WHAT YOU ARE ASKED TO DO → Set down the records once more, please, exactly and with the pictures left out.

DATASET RECORDS →

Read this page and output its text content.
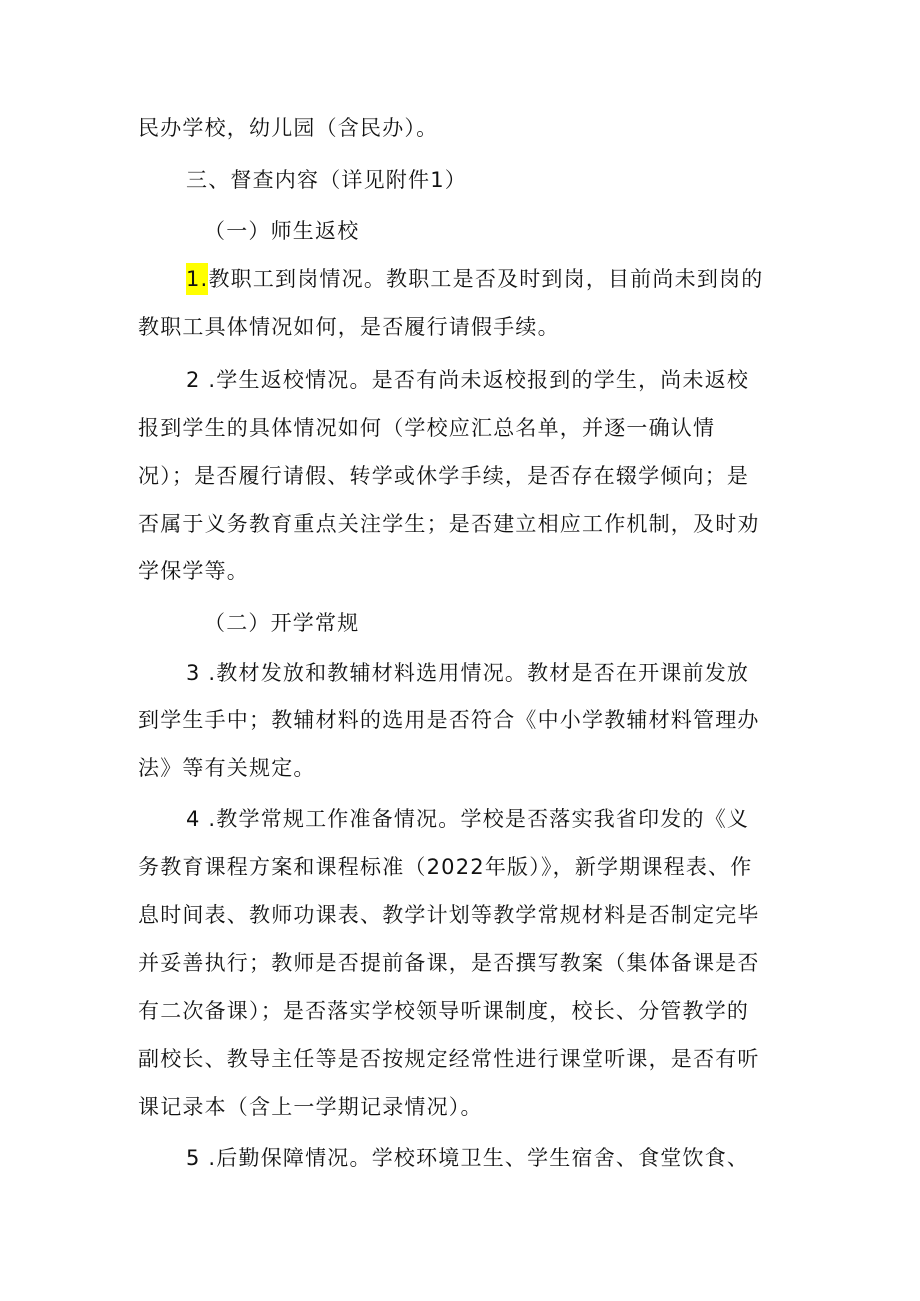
民办学校，幼儿园（含民办）。
三、督查内容（详见附件1）
（一）师生返校
1.教职工到岗情况。教职工是否及时到岗，目前尚未到岗的
教职工具体情况如何，是否履行请假手续。
2 .学生返校情况。是否有尚未返校报到的学生，尚未返校
报到学生的具体情况如何（学校应汇总名单，并逐一确认情
况）；是否履行请假、转学或休学手续，是否存在辍学倾向；是
否属于义务教育重点关注学生；是否建立相应工作机制，及时劝
学保学等。
（二）开学常规
3 .教材发放和教辅材料选用情况。教材是否在开课前发放
到学生手中；教辅材料的选用是否符合《中小学教辅材料管理办
法》等有关规定。
4 .教学常规工作准备情况。学校是否落实我省印发的《义
务教育课程方案和课程标准（2022年版）》，新学期课程表、作
息时间表、教师功课表、教学计划等教学常规材料是否制定完毕
并妥善执行；教师是否提前备课，是否撰写教案（集体备课是否
有二次备课）；是否落实学校领导听课制度，校长、分管教学的
副校长、教导主任等是否按规定经常性进行课堂听课，是否有听
课记录本（含上一学期记录情况）。
5 .后勤保障情况。学校环境卫生、学生宿舍、食堂饮食、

EXERCISE ANSWER →
Read this page and output its text content.
民办学校，幼儿园（含民办）。
三、督查内容（详见附件1）
（一）师生返校
1.教职工到岗情况。教职工是否及时到岗，目前尚未到岗的
教职工具体情况如何，是否履行请假手续。
2 .学生返校情况。是否有尚未返校报到的学生，尚未返校
报到学生的具体情况如何（学校应汇总名单，并逐一确认情
况）；是否履行请假、转学或休学手续，是否存在辍学倾向；是
否属于义务教育重点关注学生；是否建立相应工作机制，及时劝
学保学等。
（二）开学常规
3 .教材发放和教辅材料选用情况。教材是否在开课前发放
到学生手中；教辅材料的选用是否符合《中小学教辅材料管理办
法》等有关规定。
4 .教学常规工作准备情况。学校是否落实我省印发的《义
务教育课程方案和课程标准（2022年版）》，新学期课程表、作
息时间表、教师功课表、教学计划等教学常规材料是否制定完毕
并妥善执行；教师是否提前备课，是否撰写教案（集体备课是否
有二次备课）；是否落实学校领导听课制度，校长、分管教学的
副校长、教导主任等是否按规定经常性进行课堂听课，是否有听
课记录本（含上一学期记录情况）。
5 .后勤保障情况。学校环境卫生、学生宿舍、食堂饮食、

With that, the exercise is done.